# Problem to work on
Output the listing lines from the one containing "Give bounding boxes" through the one containing "preview-horizontal-scrollbar[interactable]: ◀ ▶", inclusive, as a Markdown table with columns Row and Entry, numbering each row and leaving out blank lines.

(Element boundary listing)
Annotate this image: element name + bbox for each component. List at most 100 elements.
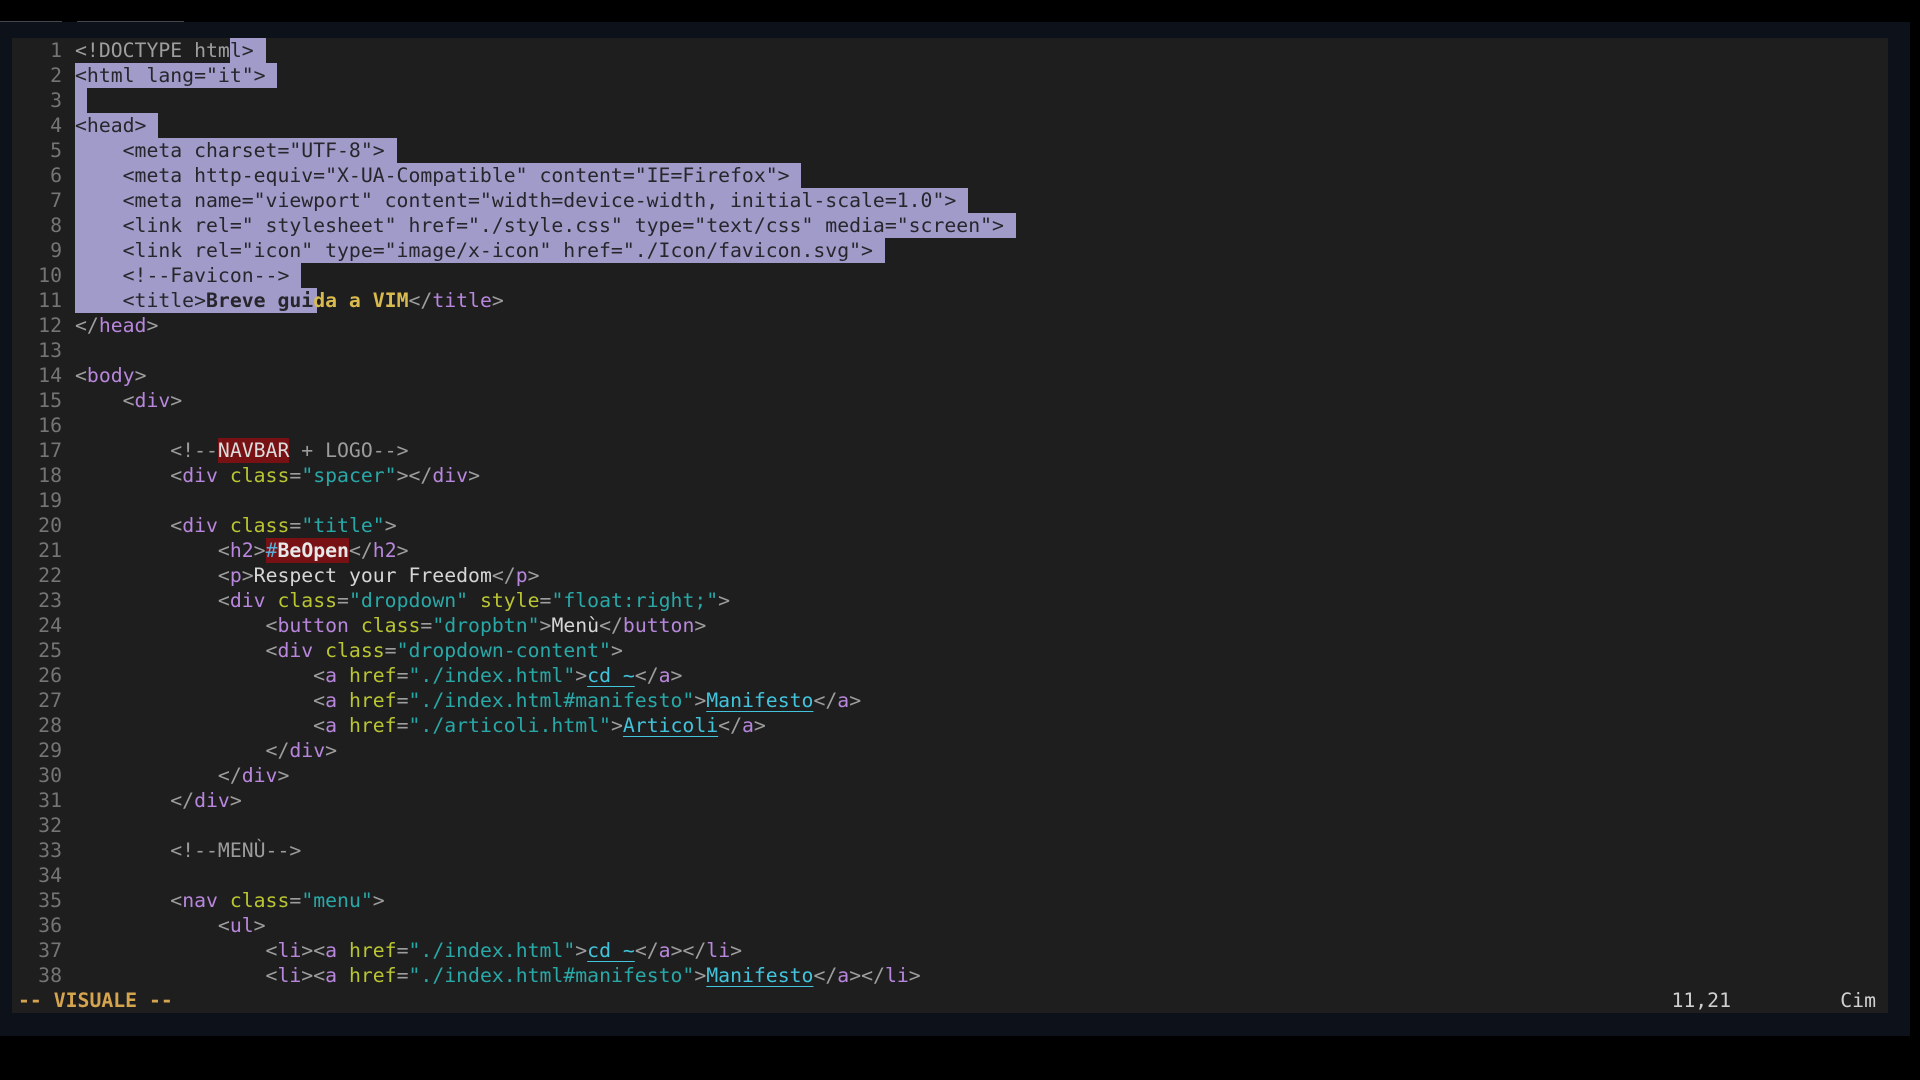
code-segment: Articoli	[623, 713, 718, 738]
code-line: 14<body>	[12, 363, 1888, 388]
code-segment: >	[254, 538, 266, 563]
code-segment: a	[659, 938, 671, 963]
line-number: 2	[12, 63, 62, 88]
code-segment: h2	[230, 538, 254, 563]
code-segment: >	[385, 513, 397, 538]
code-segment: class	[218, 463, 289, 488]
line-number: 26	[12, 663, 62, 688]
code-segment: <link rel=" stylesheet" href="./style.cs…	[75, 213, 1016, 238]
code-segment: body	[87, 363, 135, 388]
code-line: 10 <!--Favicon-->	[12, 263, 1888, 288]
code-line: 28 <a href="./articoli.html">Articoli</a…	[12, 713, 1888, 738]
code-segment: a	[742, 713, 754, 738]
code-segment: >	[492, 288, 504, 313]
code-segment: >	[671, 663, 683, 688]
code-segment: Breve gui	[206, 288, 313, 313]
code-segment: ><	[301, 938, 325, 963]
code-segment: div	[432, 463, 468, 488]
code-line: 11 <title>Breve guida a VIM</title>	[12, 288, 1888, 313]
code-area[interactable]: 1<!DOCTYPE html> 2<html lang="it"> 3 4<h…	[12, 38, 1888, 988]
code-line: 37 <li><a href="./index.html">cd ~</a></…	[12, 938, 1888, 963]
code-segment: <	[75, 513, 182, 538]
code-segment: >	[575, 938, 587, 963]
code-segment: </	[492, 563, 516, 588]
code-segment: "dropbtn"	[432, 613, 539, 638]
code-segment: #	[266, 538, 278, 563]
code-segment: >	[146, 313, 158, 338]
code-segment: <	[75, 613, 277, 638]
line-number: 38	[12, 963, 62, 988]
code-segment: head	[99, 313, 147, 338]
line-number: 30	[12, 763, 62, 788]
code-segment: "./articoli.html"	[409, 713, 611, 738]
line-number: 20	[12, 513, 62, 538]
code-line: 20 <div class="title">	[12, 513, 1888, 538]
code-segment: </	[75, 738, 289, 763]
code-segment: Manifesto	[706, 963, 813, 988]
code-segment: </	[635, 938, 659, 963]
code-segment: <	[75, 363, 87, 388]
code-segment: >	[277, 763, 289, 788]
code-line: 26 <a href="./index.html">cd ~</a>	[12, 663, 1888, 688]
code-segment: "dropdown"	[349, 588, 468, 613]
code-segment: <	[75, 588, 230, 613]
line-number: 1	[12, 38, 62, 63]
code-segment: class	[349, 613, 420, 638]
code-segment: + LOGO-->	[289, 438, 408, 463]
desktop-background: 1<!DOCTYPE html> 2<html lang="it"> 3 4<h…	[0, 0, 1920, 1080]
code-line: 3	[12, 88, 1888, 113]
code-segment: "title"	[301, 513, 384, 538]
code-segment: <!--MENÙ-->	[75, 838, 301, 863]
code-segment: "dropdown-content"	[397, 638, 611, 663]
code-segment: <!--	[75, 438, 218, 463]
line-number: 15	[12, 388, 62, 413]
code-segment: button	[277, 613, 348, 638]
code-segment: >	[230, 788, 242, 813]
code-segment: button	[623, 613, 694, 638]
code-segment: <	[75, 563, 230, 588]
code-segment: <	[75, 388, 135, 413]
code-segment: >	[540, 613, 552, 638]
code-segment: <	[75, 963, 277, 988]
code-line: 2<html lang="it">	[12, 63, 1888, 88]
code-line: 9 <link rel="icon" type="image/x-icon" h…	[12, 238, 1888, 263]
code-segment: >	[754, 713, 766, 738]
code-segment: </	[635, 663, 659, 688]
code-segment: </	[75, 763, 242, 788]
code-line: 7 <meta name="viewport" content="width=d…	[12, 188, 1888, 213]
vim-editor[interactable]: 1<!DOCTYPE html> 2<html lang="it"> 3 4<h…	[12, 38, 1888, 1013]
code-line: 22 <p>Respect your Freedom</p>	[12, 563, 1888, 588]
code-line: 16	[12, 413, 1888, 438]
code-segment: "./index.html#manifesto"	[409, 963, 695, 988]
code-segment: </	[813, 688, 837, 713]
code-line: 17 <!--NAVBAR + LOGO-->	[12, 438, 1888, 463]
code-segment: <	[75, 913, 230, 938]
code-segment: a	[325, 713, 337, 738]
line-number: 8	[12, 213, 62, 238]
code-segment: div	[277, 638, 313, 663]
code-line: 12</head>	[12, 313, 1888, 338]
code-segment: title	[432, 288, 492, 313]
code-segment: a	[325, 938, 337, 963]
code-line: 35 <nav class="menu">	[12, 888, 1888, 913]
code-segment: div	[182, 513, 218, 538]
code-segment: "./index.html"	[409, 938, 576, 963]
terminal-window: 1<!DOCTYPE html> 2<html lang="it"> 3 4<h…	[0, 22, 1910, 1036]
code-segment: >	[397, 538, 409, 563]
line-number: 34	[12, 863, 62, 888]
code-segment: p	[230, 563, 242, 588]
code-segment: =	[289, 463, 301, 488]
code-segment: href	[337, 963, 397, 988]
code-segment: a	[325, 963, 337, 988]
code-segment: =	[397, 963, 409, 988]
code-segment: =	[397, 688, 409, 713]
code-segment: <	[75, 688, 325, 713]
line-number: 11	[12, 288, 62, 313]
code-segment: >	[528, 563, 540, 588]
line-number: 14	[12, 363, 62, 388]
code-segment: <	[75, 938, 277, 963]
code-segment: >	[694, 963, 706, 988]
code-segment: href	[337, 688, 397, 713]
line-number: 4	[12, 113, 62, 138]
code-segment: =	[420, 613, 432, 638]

--

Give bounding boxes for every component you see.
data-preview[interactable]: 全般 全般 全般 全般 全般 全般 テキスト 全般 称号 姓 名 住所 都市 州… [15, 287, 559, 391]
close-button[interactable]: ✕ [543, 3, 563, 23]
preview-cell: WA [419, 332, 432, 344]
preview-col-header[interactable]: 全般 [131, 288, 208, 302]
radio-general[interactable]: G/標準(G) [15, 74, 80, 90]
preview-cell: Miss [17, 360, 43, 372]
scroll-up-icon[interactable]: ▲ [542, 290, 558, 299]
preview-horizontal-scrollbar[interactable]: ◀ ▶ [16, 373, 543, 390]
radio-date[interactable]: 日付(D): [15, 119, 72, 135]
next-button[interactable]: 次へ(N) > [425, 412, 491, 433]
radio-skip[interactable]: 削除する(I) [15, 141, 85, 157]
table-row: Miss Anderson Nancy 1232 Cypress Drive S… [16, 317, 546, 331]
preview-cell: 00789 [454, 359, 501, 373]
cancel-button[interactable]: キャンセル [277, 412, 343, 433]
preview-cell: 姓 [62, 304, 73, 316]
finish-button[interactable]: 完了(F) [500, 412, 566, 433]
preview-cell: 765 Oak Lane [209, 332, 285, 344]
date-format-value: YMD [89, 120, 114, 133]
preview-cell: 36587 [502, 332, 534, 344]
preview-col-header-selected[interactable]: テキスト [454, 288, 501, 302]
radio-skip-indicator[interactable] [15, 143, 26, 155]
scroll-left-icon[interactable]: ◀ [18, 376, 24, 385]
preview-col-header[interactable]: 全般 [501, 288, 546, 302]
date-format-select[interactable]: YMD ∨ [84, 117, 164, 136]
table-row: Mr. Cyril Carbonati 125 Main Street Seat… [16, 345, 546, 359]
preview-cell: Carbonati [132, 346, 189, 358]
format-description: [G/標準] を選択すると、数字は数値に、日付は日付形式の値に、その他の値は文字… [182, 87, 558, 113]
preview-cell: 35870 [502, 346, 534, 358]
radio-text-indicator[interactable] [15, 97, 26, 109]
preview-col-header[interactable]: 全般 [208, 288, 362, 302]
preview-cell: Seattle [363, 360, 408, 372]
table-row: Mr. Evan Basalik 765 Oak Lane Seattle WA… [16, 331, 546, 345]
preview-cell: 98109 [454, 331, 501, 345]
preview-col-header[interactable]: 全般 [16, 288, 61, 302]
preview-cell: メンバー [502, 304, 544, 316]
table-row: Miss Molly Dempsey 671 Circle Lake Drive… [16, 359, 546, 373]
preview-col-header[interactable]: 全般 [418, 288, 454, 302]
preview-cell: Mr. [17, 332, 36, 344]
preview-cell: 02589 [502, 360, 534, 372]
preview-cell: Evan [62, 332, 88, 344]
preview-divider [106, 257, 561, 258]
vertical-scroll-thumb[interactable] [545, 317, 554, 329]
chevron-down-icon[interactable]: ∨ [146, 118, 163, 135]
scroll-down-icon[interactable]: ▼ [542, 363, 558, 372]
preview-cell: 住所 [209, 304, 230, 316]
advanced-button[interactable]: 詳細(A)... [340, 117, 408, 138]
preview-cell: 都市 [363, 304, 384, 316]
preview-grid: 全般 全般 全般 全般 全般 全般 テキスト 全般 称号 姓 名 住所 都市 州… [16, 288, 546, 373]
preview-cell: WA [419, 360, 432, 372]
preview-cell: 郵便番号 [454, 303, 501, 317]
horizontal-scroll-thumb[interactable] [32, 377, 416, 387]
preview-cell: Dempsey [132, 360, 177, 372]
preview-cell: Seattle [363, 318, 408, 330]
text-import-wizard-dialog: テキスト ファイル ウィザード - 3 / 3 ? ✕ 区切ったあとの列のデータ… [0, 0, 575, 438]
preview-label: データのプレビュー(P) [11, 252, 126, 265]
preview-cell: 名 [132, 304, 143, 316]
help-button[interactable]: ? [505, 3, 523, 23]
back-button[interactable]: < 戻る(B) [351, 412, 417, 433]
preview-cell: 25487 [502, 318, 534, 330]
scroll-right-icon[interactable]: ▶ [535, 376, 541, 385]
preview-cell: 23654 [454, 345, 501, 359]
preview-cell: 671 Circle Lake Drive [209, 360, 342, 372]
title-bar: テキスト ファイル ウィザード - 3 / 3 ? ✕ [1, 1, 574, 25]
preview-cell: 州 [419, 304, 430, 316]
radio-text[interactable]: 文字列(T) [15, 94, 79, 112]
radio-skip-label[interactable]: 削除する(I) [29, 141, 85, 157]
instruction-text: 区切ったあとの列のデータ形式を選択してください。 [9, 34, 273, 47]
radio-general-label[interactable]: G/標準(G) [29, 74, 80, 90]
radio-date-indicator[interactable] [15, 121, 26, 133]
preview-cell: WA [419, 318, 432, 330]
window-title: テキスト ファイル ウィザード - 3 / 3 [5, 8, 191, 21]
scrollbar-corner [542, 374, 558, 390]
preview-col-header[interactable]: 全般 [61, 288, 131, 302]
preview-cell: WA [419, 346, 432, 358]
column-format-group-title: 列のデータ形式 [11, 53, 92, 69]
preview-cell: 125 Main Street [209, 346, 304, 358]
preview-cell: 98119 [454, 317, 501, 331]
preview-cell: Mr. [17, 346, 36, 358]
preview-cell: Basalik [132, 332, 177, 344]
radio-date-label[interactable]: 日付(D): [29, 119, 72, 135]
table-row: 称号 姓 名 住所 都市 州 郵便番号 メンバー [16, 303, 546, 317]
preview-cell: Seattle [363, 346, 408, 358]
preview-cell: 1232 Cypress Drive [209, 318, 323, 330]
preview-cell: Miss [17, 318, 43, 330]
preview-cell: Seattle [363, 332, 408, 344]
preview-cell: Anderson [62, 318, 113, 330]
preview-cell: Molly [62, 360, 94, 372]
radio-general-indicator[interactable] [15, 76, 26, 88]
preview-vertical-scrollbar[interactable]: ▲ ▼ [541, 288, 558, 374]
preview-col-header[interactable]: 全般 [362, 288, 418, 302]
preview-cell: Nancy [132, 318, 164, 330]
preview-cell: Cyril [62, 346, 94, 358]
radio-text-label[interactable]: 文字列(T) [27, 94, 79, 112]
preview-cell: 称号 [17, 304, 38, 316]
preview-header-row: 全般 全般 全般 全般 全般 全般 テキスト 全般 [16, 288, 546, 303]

# Right answer
| Row | Entry |
|---|---|
| 1 | Give bounding boxes for every component you see. |
| 2 | data-preview[interactable]: 全般 全般 全般 全般 全般 全般 テキスト 全般 称号 姓 名 住所 都市 州… [15, 287, 559, 391] |
| 3 | close-button[interactable]: ✕ [543, 3, 563, 23] |
| 4 | preview-cell: WA [419, 332, 432, 344] |
| 5 | preview-col-header[interactable]: 全般 [131, 288, 208, 302] |
| 6 | radio-general[interactable]: G/標準(G) [15, 74, 80, 90] |
| 7 | preview-cell: Miss [17, 360, 43, 372] |
| 8 | scroll-up-icon[interactable]: ▲ [542, 290, 558, 299] |
| 9 | preview-horizontal-scrollbar[interactable]: ◀ ▶ [16, 373, 543, 390] |